Reproduce the passage on IMF programs and poverty word for word, starting at "III. A Preliminary" and ending at "purchasing power parity).".

= DOCUMENT PASSAGE =
====================

Using data from household consumption surveys for a group of African countries, Demery and Squire (1996) find that those countries which implemented effective World Bank and IMF reform programs generated declines in overall poverty; those that implemented ineffective reforms programs generated increases in overall poverty. As with Garuda (2000), they find that real exchange rate depreciation is a key component of a successful, poverty-reducing adjustment strategy, through its beneficial effect on export-led economic growth, its changing the structure of production in favor of labor-intensive agriculture (which employs the majority of the poor), and the reduction of rents earned (through import quotas and exchange controls) by urban households. The important message is that the maintenance of overvalued exchange rates hurts the poor.10, 11

These results are broadly consistent with analyses conducted by the Fund itself as to the consequences for poverty and income inequality of IMF-supported programs. In IMF (1986), the experience of programs in 94 countries in the 1980s indicated that the effect on poverty and income distribution varied with the composition of programs. Poverty-reducing and distribution-improving measures included real devaluation, elimination of exchange controls, expanded access to credit markets, the widening of the tax base to property and income taxes and the switching of expenditures to basic health and education. Measures that had the reverse effect included increases in indirect taxes (such as customs duties and value-added taxes), and the erosion of expenditures on social safety nets.

III. A Preliminary Look at the Data

Indicators of well-being have improved in the vast majority of countries over the past few decades, though with major variation both within countries and across countries. A well-known composite indicator of well-being is the UNDP’s Human Development Index (HDI), which is defined as the arithmetic average of a country’s achievements in three basic dimensions of human development.12 These include longevity (measured by life expectancy at birth); educational attainment (measured by a combination of the adult literacy rate and the enrolment ratio in primary, secondary and tertiary education); and living standards (measured by GDP per capita in U.S. dollars at purchasing power parity).

====================

= SUPPLIED ENTRIES =

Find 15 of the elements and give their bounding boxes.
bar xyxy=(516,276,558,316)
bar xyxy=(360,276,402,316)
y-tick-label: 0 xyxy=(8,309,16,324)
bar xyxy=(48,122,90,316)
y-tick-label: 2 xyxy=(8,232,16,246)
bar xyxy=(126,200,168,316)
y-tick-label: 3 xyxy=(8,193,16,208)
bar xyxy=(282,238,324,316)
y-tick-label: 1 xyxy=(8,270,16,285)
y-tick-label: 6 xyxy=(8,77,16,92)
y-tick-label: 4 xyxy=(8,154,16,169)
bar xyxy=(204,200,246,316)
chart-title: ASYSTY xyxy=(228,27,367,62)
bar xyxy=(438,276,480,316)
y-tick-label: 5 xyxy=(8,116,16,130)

====================

= TASK ANSWER =
III. A Preliminary Look at the Data

Indicators of well-being have improved in the vast majority of countries over the past few decades, though with major variation both within countries and across countries. A well-known composite indicator of well-being is the UNDP’s Human Development Index (HDI), which is defined as the arithmetic average of a country’s achievements in three basic dimensions of human development.12 These include longevity (measured by life expectancy at birth); educational attainment (measured by a combination of the adult literacy rate and the enrolment ratio in primary, secondary and tertiary education); and living standards (measured by GDP per capita in U.S. dollars at purchasing power parity).